── EXERCISE INPUTS ──
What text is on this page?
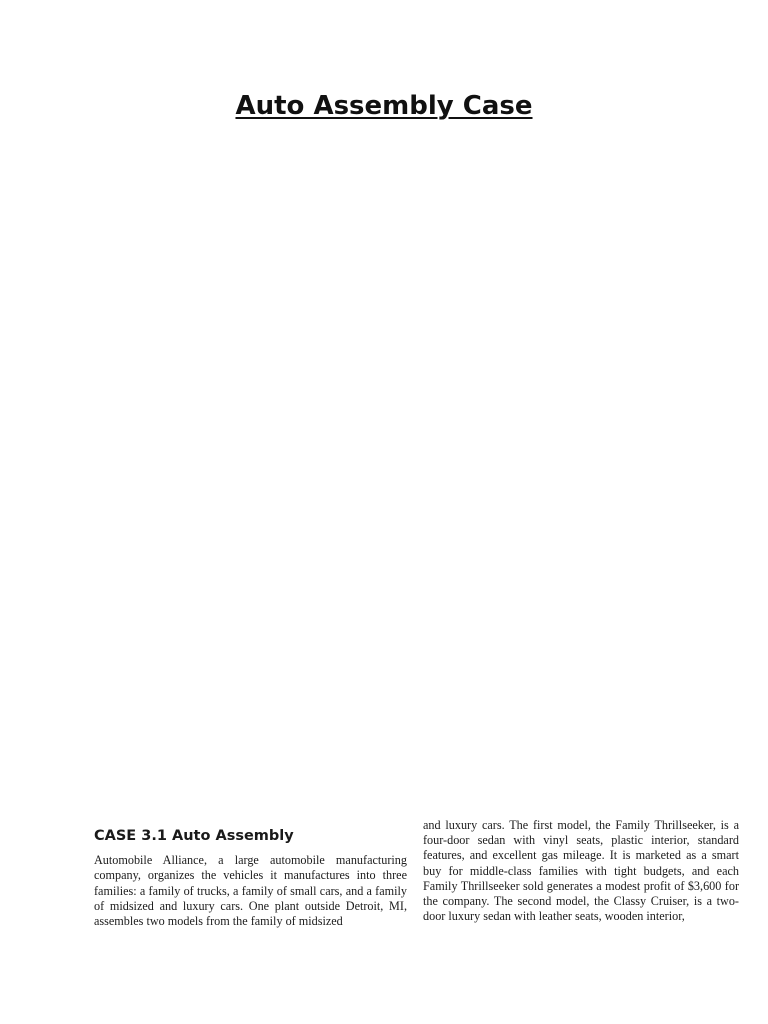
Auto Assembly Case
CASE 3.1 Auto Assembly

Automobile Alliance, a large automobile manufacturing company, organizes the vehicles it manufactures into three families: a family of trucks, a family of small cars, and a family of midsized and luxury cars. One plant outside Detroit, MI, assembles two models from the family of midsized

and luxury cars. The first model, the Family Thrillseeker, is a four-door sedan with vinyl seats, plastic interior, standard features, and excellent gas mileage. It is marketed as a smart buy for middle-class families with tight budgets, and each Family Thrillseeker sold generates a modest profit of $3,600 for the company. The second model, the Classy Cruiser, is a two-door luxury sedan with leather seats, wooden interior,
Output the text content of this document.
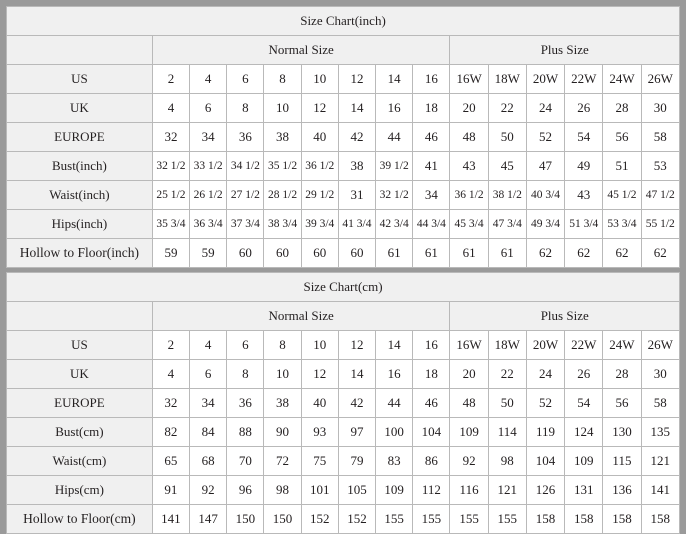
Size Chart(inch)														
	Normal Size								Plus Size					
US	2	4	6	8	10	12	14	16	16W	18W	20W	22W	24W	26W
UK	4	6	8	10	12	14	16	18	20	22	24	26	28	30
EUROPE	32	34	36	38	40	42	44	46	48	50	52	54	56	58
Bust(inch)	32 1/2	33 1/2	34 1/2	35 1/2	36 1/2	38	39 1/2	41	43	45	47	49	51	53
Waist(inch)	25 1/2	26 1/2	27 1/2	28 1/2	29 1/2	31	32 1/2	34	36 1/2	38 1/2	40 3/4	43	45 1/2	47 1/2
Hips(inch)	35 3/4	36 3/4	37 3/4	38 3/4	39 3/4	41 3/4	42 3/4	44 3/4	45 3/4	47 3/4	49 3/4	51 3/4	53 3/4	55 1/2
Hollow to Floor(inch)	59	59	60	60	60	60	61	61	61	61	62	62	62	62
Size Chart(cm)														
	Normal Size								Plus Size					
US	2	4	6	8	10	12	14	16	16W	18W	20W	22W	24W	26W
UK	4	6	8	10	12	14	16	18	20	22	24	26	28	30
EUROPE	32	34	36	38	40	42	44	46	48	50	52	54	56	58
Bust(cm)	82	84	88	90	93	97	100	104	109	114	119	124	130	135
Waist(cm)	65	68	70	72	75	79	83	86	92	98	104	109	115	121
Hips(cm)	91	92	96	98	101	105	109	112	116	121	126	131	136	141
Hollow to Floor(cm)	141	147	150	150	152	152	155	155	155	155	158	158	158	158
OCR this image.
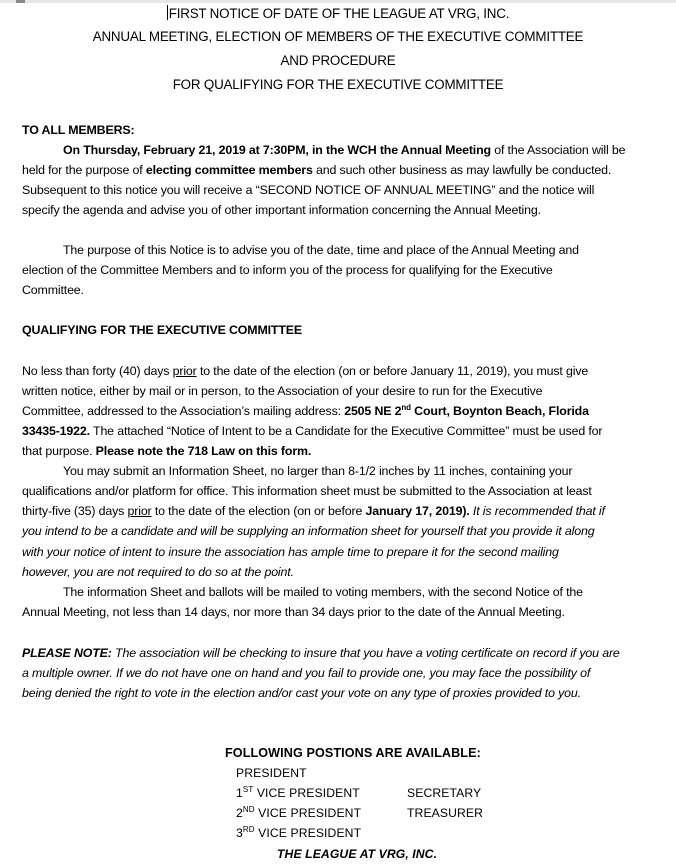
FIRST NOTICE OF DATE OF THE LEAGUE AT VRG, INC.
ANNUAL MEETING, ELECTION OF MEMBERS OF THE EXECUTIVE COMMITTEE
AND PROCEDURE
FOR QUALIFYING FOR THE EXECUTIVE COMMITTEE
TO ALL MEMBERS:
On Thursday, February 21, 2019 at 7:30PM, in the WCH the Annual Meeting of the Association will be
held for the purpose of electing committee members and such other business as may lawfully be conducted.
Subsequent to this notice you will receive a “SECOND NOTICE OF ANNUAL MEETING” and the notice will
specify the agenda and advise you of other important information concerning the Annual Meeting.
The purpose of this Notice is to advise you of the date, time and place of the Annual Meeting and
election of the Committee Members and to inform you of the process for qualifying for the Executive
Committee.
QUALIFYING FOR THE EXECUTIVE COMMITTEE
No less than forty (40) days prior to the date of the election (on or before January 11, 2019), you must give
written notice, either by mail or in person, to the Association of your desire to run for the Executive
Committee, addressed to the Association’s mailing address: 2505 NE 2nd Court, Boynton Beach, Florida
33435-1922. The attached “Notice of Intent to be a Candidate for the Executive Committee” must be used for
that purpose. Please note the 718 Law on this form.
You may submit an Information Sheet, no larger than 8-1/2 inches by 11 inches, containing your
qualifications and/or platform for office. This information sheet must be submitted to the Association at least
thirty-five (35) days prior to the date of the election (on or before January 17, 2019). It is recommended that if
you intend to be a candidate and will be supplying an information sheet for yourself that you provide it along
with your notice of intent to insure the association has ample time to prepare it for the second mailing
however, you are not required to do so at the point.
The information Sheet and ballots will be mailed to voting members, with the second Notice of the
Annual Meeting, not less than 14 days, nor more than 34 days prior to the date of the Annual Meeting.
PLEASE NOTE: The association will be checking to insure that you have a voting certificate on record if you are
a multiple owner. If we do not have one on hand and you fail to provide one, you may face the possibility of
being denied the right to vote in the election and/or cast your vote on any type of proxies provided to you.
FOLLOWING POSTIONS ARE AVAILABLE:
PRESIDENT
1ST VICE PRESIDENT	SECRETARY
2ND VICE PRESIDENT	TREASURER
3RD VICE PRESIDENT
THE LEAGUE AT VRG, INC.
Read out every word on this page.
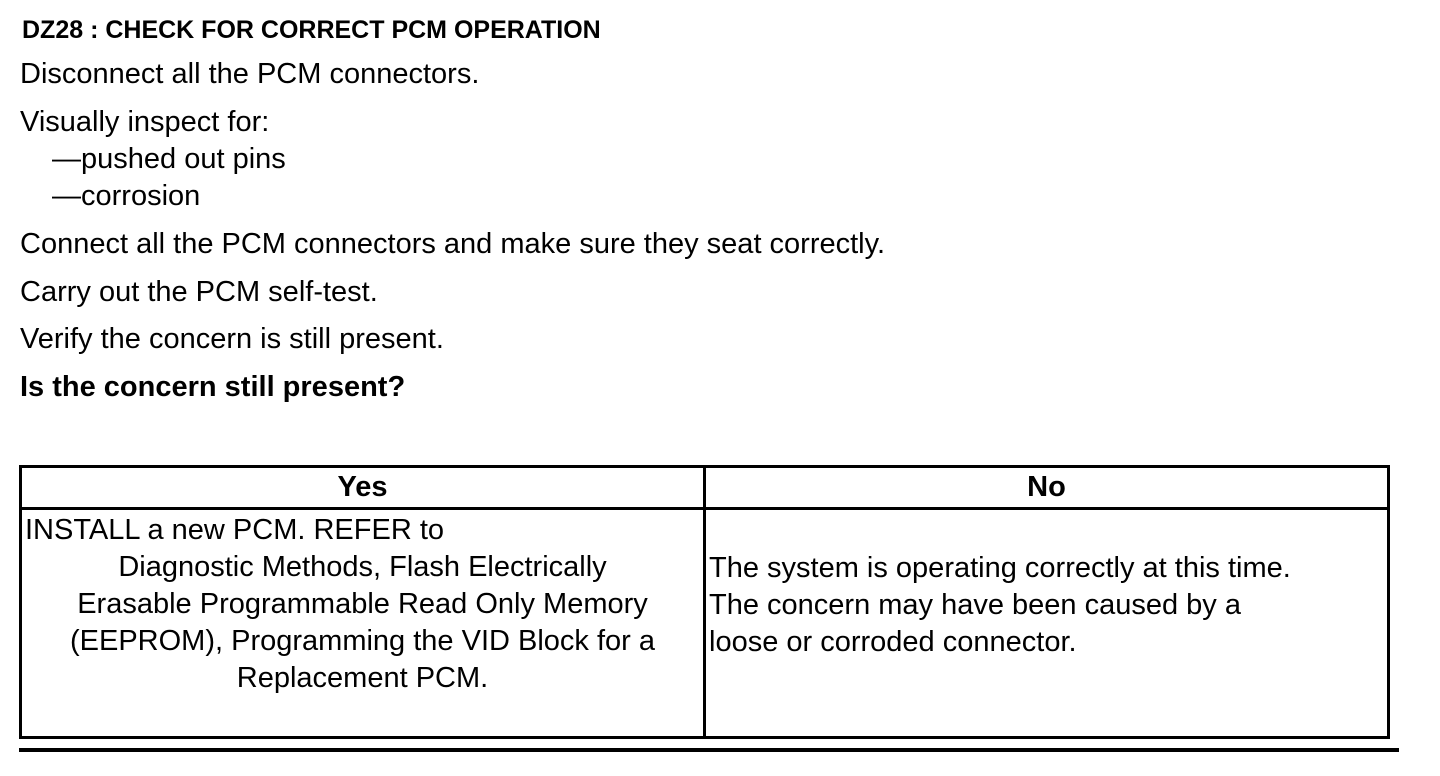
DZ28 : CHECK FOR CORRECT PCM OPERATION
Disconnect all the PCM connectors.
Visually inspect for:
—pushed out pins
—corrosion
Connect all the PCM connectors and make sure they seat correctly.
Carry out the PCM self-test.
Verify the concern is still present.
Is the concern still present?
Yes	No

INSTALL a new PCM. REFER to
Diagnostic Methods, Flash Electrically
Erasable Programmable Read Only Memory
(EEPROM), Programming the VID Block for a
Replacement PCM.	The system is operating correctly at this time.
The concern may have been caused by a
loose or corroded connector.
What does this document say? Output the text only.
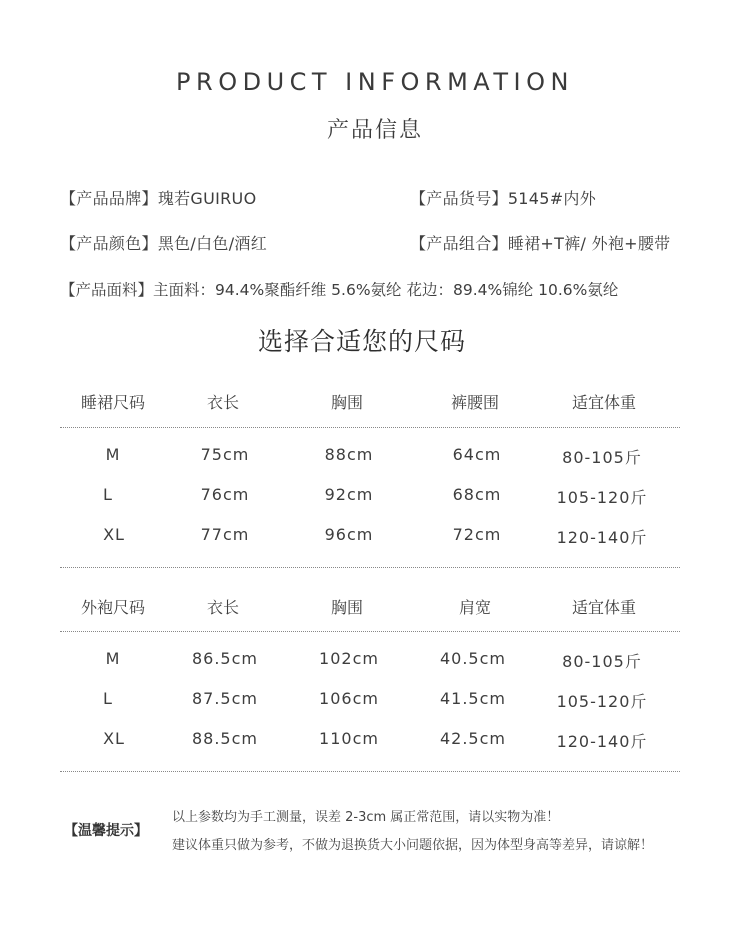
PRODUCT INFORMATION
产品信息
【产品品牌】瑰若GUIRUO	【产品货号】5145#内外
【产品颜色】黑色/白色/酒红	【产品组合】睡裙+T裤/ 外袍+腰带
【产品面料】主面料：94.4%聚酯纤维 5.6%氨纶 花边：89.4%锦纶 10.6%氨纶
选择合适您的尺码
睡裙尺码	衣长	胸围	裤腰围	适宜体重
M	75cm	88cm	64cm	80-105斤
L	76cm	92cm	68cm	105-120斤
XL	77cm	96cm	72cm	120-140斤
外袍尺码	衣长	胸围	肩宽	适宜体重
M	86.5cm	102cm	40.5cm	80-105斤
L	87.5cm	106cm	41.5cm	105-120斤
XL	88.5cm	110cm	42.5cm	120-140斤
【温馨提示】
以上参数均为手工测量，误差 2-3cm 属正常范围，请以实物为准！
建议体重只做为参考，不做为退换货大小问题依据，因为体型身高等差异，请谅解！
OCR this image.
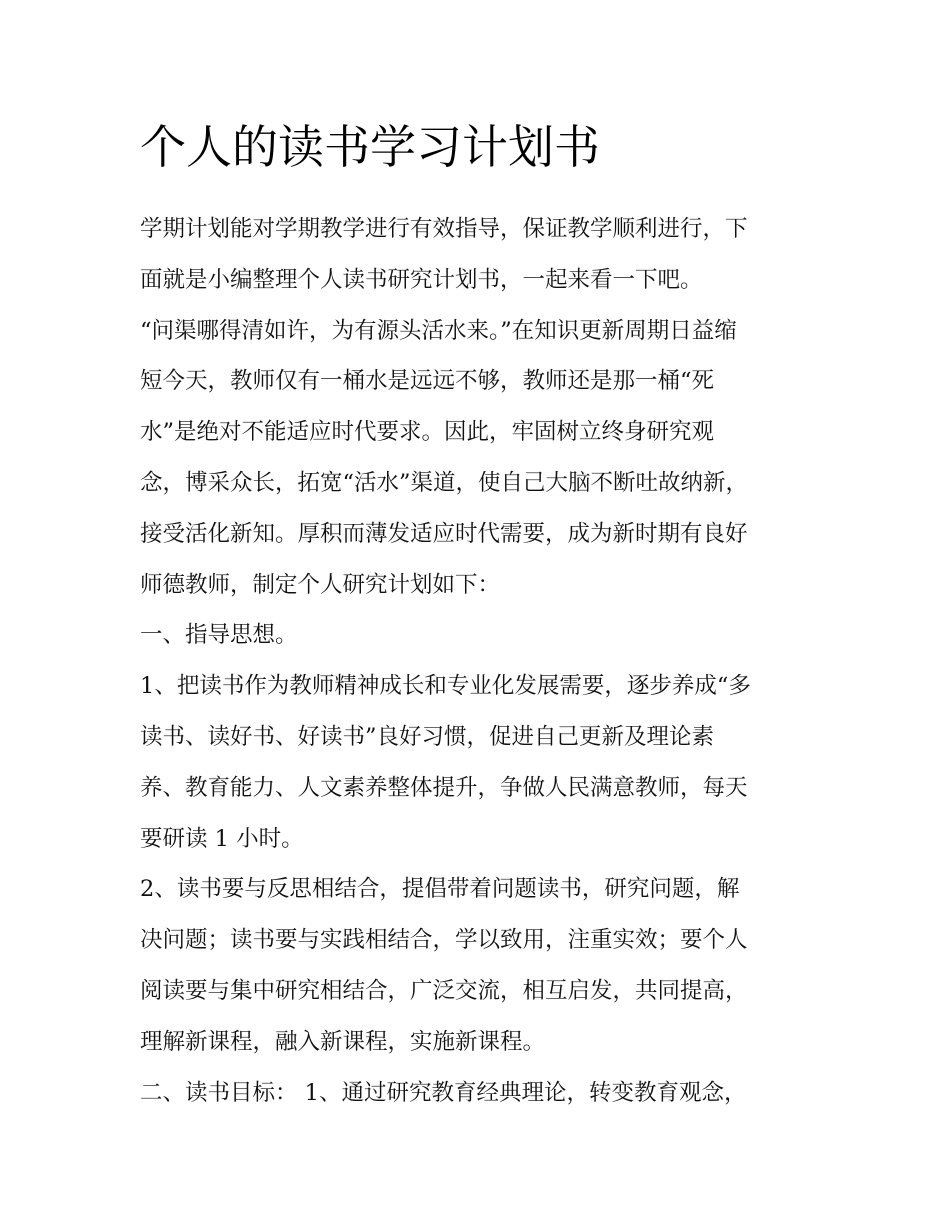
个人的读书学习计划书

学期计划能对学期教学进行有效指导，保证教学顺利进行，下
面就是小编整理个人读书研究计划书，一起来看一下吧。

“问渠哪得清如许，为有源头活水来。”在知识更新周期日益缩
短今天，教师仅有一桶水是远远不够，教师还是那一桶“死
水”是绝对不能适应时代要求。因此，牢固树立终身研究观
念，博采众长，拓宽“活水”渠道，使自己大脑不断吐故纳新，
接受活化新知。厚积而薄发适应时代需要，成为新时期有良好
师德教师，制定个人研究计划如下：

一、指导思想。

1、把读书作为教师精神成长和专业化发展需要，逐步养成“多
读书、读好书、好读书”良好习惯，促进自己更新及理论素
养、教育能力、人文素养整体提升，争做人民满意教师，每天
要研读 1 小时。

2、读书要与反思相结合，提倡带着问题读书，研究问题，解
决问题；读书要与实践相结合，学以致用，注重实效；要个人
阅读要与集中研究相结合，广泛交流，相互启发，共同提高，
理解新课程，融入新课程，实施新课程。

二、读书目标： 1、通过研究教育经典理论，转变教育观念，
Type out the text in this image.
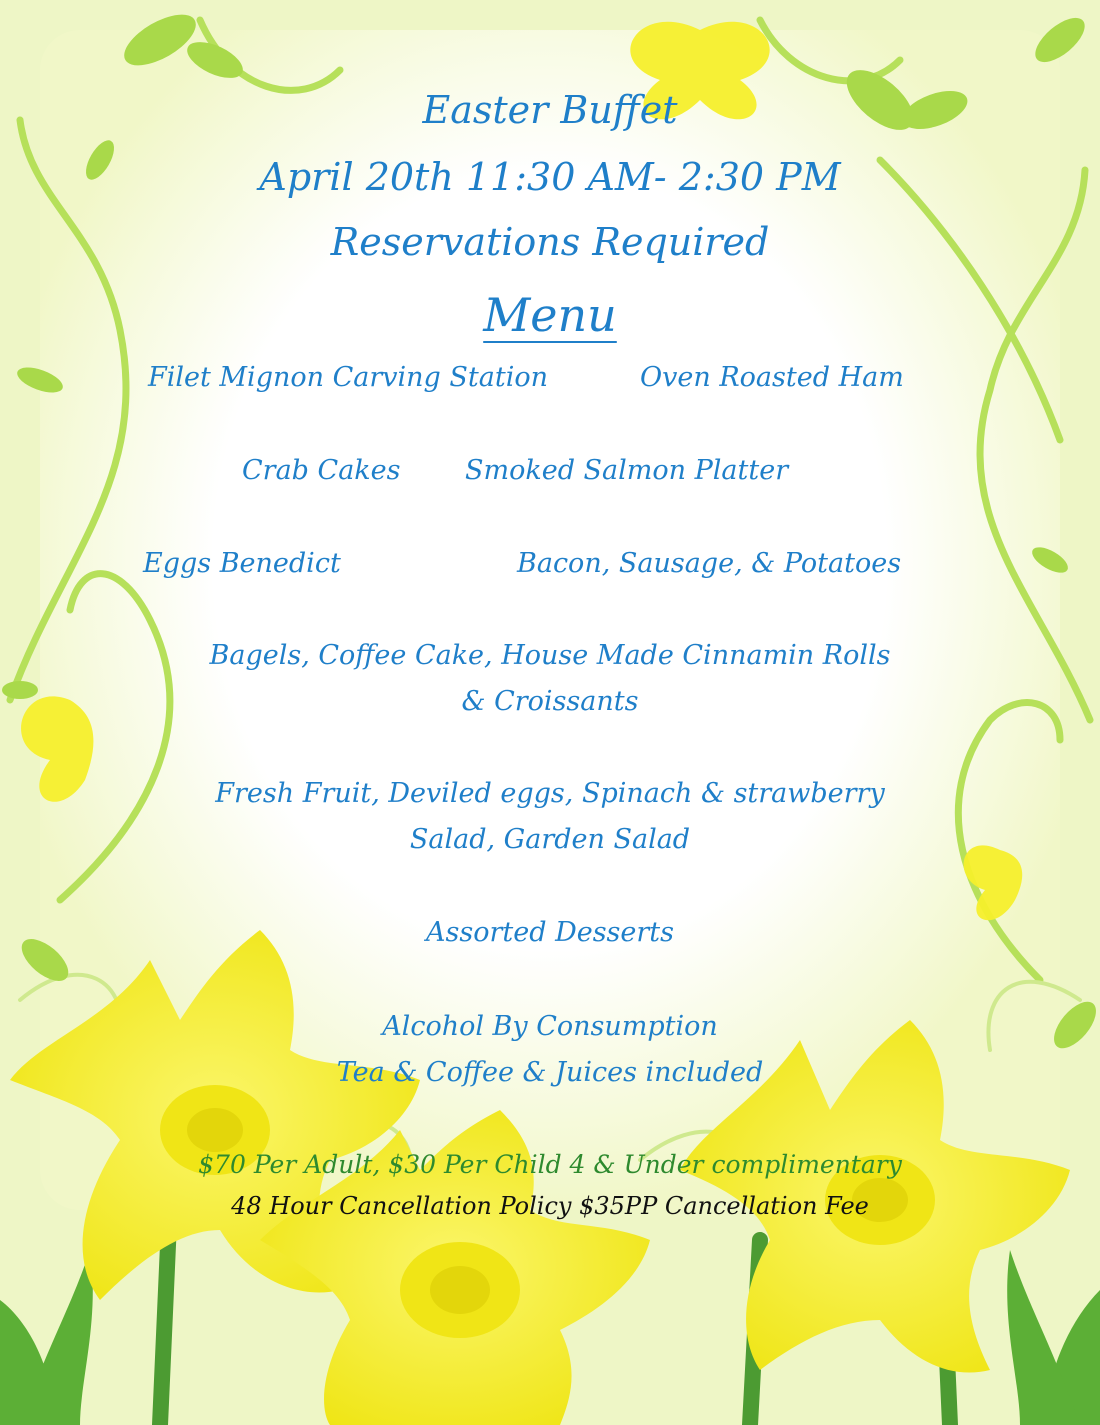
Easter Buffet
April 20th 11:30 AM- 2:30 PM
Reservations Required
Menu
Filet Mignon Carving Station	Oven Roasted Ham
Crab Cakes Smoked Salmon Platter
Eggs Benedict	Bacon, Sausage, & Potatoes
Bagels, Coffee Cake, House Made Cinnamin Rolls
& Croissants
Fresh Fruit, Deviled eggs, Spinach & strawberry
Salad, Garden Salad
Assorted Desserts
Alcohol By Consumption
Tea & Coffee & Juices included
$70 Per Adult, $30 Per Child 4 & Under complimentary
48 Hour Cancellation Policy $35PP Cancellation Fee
───
Extract exactly the lines from the one containing "What does this" through the last line of the records above, both included, and leave out the pictures.

What does this document say? Output the text only.
PRODUCT INFORMATION
产品信息
【产品品牌】瑰若GUIRUO	【产品货号】5145#内外
【产品颜色】黑色/白色/酒红	【产品组合】睡裙+T裤/ 外袍+腰带
【产品面料】主面料：94.4%聚酯纤维 5.6%氨纶 花边：89.4%锦纶 10.6%氨纶
选择合适您的尺码
睡裙尺码	衣长	胸围	裤腰围	适宜体重
M	75cm	88cm	64cm	80-105斤
L	76cm	92cm	68cm	105-120斤
XL	77cm	96cm	72cm	120-140斤
外袍尺码	衣长	胸围	肩宽	适宜体重
M	86.5cm	102cm	40.5cm	80-105斤
L	87.5cm	106cm	41.5cm	105-120斤
XL	88.5cm	110cm	42.5cm	120-140斤
【温馨提示】
以上参数均为手工测量，误差 2-3cm 属正常范围，请以实物为准！
建议体重只做为参考，不做为退换货大小问题依据，因为体型身高等差异，请谅解！
OCR this image.
个人的读书学习计划书

学期计划能对学期教学进行有效指导，保证教学顺利进行，下
面就是小编整理个人读书研究计划书，一起来看一下吧。

“问渠哪得清如许，为有源头活水来。”在知识更新周期日益缩
短今天，教师仅有一桶水是远远不够，教师还是那一桶“死
水”是绝对不能适应时代要求。因此，牢固树立终身研究观
念，博采众长，拓宽“活水”渠道，使自己大脑不断吐故纳新，
接受活化新知。厚积而薄发适应时代需要，成为新时期有良好
师德教师，制定个人研究计划如下：

一、指导思想。

1、把读书作为教师精神成长和专业化发展需要，逐步养成“多
读书、读好书、好读书”良好习惯，促进自己更新及理论素
养、教育能力、人文素养整体提升，争做人民满意教师，每天
要研读 1 小时。

2、读书要与反思相结合，提倡带着问题读书，研究问题，解
决问题；读书要与实践相结合，学以致用，注重实效；要个人
阅读要与集中研究相结合，广泛交流，相互启发，共同提高，
理解新课程，融入新课程，实施新课程。

二、读书目标： 1、通过研究教育经典理论，转变教育观念，
Type out the text in this image.
Easter Buffet
April 20th 11:30 AM- 2:30 PM
Reservations Required
Menu
Filet Mignon Carving Station	Oven Roasted Ham
Crab Cakes Smoked Salmon Platter
Eggs Benedict	Bacon, Sausage, & Potatoes
Bagels, Coffee Cake, House Made Cinnamin Rolls
& Croissants
Fresh Fruit, Deviled eggs, Spinach & strawberry
Salad, Garden Salad
Assorted Desserts
Alcohol By Consumption
Tea & Coffee & Juices included
$70 Per Adult, $30 Per Child 4 & Under complimentary
48 Hour Cancellation Policy $35PP Cancellation Fee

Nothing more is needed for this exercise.